- [Items]:

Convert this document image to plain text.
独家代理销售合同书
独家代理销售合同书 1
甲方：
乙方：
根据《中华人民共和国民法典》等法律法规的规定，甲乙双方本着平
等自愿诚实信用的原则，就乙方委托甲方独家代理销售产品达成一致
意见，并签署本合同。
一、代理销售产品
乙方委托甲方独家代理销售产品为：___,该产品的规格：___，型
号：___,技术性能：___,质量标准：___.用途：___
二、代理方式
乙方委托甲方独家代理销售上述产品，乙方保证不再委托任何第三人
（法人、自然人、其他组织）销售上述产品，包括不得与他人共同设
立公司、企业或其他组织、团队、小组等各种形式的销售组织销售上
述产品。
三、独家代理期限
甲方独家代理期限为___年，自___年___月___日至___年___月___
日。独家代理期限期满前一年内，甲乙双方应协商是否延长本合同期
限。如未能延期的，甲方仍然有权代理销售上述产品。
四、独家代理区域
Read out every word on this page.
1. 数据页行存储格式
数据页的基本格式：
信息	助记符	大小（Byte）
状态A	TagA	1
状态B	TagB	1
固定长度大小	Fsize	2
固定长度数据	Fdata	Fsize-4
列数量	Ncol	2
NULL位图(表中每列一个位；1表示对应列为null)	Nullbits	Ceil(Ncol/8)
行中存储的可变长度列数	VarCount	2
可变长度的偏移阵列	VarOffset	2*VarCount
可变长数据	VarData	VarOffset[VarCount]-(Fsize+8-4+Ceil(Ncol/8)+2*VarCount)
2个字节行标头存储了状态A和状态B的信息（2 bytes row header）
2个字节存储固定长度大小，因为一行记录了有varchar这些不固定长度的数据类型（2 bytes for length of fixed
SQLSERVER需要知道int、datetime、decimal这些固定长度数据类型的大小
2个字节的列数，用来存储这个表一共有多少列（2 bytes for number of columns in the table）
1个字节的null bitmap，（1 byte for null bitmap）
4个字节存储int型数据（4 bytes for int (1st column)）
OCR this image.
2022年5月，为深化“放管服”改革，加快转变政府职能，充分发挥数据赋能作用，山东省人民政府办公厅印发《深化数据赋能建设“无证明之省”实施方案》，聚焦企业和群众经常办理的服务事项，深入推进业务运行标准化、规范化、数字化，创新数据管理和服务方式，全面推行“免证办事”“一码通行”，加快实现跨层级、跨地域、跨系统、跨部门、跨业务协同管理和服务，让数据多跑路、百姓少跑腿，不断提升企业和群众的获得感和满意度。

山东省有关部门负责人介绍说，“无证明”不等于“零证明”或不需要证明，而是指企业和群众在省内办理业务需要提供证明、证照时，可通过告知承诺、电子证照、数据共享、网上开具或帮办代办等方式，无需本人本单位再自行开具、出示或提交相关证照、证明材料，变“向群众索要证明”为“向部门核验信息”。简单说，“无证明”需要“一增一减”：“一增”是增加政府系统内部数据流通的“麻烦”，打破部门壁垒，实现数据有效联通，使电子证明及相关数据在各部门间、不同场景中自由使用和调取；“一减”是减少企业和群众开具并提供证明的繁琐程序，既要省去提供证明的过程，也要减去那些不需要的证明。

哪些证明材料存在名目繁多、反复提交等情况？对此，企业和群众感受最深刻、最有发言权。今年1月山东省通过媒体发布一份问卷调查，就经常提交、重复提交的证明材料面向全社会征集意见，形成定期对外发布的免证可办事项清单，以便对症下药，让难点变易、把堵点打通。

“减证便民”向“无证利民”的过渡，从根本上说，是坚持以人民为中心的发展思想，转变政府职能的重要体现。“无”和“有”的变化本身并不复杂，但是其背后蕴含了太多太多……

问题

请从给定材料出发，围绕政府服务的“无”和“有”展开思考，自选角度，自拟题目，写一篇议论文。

- [Exercise aim]: Read through the entries and copy each line in which "VarCount" appears.

- [Complete response]:
行中存储的可变长度列数	VarCount	2
可变长度的偏移阵列	VarOffset	2*VarCount
可变长数据	VarData	VarOffset[VarCount]-(Fsize+8-4+Ceil(Ncol/8)+2*VarCount)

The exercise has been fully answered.